**WORK TO COMPLETE:** Gather each line containing the string "JSON" from these entries.

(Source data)
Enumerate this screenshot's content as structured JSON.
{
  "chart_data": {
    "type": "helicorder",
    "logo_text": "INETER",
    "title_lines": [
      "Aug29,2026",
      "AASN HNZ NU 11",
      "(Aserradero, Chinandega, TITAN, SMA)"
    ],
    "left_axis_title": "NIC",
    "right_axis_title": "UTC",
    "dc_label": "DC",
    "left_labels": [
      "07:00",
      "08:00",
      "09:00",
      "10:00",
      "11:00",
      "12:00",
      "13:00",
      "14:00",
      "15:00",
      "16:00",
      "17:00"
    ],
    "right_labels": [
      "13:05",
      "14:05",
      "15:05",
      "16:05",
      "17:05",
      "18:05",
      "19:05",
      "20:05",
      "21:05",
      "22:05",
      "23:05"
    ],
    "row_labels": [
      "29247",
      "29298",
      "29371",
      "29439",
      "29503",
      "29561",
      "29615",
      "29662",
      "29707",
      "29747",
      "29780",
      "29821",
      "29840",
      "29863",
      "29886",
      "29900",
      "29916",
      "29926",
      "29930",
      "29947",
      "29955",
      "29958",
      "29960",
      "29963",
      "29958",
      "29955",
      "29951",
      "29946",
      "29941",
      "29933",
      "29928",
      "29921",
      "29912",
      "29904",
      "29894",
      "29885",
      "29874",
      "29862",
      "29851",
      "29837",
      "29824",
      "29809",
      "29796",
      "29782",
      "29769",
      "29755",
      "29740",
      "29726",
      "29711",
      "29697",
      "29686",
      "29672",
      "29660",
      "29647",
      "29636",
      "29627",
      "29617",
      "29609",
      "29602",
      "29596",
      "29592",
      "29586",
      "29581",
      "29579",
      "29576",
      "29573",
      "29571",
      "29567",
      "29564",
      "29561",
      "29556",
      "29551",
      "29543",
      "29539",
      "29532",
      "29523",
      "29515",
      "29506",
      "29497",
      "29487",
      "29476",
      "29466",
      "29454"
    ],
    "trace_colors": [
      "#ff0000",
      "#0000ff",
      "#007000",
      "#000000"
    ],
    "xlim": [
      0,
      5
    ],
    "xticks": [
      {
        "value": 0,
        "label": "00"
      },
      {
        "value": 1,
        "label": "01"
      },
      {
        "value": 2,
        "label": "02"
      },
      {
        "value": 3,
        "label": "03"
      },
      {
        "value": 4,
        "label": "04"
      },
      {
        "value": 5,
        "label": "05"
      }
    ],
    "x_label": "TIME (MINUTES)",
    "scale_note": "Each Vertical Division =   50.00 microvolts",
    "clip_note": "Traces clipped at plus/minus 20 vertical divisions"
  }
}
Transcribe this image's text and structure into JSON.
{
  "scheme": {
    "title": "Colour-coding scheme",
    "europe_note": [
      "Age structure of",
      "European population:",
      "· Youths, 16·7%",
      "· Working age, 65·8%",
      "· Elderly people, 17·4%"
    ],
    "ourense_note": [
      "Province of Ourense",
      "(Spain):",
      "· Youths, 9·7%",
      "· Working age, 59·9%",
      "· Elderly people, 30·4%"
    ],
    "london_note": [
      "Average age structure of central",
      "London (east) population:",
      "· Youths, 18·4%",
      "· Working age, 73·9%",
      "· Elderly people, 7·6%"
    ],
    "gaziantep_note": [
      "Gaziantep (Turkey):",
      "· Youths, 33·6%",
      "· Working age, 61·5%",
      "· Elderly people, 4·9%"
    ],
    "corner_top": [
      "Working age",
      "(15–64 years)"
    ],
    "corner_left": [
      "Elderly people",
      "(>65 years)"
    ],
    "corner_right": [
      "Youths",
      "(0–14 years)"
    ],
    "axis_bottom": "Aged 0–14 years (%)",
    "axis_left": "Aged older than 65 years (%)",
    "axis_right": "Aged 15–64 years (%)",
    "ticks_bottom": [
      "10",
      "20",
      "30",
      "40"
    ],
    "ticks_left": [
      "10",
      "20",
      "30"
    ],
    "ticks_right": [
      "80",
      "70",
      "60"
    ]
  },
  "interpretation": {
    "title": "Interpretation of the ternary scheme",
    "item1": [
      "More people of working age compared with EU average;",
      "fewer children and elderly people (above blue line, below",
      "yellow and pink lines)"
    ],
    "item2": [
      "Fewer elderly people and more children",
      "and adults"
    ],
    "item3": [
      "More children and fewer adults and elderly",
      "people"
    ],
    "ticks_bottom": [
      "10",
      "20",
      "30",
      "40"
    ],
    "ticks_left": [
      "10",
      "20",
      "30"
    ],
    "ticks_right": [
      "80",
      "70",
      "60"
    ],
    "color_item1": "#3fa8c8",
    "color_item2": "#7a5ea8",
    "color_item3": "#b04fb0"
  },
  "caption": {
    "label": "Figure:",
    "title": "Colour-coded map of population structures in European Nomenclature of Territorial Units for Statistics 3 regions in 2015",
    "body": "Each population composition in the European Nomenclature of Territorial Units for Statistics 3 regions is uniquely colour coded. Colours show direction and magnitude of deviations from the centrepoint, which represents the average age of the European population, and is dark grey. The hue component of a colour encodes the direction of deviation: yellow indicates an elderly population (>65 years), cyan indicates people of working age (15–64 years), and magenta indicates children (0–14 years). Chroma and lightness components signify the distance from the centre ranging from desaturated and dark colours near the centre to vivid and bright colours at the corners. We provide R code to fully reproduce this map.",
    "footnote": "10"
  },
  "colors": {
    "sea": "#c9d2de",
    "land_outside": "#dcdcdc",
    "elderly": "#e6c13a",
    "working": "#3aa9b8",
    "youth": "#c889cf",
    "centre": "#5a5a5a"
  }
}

**EXERCISE SOLUTION:**
Enumerate this screenshot's content as structured JSON.
Transcribe this image's text and structure into JSON.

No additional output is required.